What to produce
Make an exact copy of the listing below.

[Data excerpts]
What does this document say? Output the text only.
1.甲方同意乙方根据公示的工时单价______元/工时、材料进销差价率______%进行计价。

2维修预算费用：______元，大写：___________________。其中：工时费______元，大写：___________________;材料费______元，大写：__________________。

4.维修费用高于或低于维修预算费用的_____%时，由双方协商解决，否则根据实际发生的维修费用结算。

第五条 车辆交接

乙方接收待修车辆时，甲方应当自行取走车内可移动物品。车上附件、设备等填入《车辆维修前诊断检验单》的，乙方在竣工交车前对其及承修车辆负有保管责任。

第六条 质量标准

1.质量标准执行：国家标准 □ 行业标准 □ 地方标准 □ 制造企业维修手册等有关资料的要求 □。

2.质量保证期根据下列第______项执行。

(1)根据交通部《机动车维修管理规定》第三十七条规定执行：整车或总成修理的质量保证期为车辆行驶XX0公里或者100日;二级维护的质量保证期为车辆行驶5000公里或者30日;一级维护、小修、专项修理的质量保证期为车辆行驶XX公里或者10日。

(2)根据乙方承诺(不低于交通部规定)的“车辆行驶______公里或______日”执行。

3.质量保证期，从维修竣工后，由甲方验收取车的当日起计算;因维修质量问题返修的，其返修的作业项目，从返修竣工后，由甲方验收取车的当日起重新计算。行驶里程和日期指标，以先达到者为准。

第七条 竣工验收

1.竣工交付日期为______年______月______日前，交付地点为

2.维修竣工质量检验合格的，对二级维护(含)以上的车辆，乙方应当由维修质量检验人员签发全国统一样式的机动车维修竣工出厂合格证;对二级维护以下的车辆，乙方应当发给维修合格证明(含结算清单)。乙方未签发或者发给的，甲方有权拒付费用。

Answer to the exercise
What does this document say? Output the text only.
1.甲方同意乙方根据公示的工时单价______元/工时、材料进销差价率______%进行计价。

2维修预算费用：______元，大写：___________________。其中：工时费______元，大写：___________________;材料费______元，大写：__________________。

4.维修费用高于或低于维修预算费用的_____%时，由双方协商解决，否则根据实际发生的维修费用结算。

第五条 车辆交接

乙方接收待修车辆时，甲方应当自行取走车内可移动物品。车上附件、设备等填入《车辆维修前诊断检验单》的，乙方在竣工交车前对其及承修车辆负有保管责任。

第六条 质量标准

1.质量标准执行：国家标准 □ 行业标准 □ 地方标准 □ 制造企业维修手册等有关资料的要求 □。

2.质量保证期根据下列第______项执行。

(1)根据交通部《机动车维修管理规定》第三十七条规定执行：整车或总成修理的质量保证期为车辆行驶XX0公里或者100日;二级维护的质量保证期为车辆行驶5000公里或者30日;一级维护、小修、专项修理的质量保证期为车辆行驶XX公里或者10日。

(2)根据乙方承诺(不低于交通部规定)的“车辆行驶______公里或______日”执行。

3.质量保证期，从维修竣工后，由甲方验收取车的当日起计算;因维修质量问题返修的，其返修的作业项目，从返修竣工后，由甲方验收取车的当日起重新计算。行驶里程和日期指标，以先达到者为准。

第七条 竣工验收

1.竣工交付日期为______年______月______日前，交付地点为

2.维修竣工质量检验合格的，对二级维护(含)以上的车辆，乙方应当由维修质量检验人员签发全国统一样式的机动车维修竣工出厂合格证;对二级维护以下的车辆，乙方应当发给维修合格证明(含结算清单)。乙方未签发或者发给的，甲方有权拒付费用。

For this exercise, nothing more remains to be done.